-- PROBLEM DESCRIPTION --
Pick out each line with the word "School" from the material that follows.

-- DATASET CONTENT --
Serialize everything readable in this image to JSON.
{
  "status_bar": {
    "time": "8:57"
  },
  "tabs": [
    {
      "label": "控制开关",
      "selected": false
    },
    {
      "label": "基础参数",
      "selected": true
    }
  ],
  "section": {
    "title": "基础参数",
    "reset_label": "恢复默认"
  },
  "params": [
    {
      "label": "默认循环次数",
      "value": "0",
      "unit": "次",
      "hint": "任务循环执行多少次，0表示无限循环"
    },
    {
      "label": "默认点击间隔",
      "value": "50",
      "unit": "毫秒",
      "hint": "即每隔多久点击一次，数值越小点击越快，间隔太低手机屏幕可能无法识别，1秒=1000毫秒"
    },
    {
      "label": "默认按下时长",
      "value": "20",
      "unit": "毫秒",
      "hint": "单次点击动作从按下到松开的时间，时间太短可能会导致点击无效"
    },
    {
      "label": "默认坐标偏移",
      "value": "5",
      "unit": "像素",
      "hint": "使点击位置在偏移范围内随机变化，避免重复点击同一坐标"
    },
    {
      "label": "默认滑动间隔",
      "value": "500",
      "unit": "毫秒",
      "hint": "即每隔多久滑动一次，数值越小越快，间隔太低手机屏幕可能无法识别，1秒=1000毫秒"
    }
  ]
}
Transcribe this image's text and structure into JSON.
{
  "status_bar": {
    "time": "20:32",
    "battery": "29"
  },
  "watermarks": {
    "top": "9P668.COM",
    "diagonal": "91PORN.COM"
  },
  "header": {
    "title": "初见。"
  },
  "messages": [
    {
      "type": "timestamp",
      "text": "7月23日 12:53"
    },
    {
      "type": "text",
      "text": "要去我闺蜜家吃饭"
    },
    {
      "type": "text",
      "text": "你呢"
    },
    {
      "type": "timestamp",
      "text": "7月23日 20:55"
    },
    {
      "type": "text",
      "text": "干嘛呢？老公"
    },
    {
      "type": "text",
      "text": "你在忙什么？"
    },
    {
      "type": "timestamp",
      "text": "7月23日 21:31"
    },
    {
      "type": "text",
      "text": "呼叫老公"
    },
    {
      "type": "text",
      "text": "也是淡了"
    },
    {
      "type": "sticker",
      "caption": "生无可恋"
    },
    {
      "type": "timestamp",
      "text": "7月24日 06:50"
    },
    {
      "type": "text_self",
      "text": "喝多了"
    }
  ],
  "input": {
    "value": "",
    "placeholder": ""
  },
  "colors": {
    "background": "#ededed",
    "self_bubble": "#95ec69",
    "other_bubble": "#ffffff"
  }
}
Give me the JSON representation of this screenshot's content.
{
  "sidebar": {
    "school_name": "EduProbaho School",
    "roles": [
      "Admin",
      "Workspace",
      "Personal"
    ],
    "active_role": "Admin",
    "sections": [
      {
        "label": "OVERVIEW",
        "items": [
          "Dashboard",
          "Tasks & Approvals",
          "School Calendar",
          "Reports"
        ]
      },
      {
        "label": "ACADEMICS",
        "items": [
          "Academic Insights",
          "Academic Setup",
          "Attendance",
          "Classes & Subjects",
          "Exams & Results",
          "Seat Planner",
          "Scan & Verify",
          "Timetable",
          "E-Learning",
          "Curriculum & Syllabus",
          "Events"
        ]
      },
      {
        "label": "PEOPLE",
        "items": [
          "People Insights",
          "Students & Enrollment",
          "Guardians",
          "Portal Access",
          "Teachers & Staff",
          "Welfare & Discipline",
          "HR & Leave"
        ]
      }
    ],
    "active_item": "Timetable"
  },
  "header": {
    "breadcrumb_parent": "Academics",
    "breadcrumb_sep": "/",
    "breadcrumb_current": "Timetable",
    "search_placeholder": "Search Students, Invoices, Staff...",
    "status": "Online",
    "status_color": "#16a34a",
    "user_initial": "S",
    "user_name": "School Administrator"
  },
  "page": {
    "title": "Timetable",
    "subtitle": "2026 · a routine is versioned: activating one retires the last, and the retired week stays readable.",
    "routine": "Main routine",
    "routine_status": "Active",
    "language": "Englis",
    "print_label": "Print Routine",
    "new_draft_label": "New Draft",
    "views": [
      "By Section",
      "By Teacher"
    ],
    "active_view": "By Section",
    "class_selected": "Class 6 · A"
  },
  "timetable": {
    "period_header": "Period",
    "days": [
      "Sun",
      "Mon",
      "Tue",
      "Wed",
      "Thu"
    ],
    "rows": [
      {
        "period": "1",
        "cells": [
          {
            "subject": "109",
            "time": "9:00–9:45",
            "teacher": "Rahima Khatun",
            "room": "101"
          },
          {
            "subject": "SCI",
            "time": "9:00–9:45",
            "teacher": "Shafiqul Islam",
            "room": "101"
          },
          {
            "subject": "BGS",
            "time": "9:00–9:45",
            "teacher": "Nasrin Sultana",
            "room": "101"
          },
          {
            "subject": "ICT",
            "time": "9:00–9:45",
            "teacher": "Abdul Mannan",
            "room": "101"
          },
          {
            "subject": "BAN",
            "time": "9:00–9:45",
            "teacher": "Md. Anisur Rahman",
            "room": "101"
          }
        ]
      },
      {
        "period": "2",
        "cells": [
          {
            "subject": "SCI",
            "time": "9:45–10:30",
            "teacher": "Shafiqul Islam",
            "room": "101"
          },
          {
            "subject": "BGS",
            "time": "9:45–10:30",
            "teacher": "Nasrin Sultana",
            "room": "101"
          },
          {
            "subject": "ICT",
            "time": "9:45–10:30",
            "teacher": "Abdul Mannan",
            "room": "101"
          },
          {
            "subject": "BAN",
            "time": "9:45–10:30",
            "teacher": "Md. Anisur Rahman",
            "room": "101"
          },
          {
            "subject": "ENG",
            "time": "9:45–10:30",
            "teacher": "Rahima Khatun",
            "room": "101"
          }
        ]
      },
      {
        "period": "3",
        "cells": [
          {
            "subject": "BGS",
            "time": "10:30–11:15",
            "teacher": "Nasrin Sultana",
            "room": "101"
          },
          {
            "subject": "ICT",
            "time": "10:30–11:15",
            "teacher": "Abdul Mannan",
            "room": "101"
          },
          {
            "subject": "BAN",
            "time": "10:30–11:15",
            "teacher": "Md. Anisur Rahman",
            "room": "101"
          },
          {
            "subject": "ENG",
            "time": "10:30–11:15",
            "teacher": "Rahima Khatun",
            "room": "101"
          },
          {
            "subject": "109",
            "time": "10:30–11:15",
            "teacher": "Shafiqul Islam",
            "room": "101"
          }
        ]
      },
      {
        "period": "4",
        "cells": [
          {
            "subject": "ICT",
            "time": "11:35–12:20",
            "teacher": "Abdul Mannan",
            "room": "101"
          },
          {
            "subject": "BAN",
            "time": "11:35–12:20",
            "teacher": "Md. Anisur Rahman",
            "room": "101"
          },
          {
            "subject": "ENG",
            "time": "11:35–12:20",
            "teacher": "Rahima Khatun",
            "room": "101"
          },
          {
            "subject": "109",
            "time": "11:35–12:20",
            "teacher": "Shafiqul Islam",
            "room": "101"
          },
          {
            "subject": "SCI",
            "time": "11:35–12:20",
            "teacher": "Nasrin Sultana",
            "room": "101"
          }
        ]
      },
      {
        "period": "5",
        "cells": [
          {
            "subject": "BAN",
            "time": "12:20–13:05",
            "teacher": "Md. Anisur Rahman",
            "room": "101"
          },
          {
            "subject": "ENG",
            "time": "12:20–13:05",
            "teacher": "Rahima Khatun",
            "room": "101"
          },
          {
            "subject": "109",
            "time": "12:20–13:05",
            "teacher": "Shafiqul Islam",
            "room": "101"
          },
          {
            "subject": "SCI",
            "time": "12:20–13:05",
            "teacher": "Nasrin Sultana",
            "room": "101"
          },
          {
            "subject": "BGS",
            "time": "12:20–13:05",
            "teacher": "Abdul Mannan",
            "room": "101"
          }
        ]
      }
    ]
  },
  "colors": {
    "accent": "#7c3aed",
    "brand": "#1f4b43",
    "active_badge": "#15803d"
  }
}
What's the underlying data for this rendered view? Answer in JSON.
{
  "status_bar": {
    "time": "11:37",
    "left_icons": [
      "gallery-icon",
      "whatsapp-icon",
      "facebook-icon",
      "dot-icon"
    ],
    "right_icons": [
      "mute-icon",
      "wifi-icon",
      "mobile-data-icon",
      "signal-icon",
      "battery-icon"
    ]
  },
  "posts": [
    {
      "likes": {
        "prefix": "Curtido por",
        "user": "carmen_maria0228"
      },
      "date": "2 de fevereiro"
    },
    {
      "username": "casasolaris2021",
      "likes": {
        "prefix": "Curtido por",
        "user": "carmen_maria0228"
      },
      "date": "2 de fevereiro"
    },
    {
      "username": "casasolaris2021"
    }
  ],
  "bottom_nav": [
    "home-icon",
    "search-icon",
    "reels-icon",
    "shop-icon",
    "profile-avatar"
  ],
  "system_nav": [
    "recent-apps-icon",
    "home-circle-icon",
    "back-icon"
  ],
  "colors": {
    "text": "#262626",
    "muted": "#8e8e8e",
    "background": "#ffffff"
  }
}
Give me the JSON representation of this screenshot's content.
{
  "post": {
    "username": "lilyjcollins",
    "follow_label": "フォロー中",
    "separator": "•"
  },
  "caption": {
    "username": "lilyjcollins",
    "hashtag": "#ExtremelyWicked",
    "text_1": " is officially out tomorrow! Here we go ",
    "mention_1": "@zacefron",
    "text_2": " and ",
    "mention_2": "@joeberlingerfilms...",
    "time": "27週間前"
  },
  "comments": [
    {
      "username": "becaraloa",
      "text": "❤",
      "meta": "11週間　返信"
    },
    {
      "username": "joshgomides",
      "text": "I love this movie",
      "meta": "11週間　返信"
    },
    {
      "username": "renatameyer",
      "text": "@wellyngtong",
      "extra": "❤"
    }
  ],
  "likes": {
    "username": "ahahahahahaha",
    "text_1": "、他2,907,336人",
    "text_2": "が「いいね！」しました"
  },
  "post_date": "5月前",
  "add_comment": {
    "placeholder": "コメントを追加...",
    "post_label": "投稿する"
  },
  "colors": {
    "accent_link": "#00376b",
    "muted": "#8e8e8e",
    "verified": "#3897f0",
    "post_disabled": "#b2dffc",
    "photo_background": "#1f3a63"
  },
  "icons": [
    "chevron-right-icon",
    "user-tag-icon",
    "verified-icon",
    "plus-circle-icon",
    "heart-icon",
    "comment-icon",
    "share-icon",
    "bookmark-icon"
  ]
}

-- EXERCISE SOLUTION --
    "school_name": "EduProbaho School",
          "School Calendar",
    "user_name": "School Administrator"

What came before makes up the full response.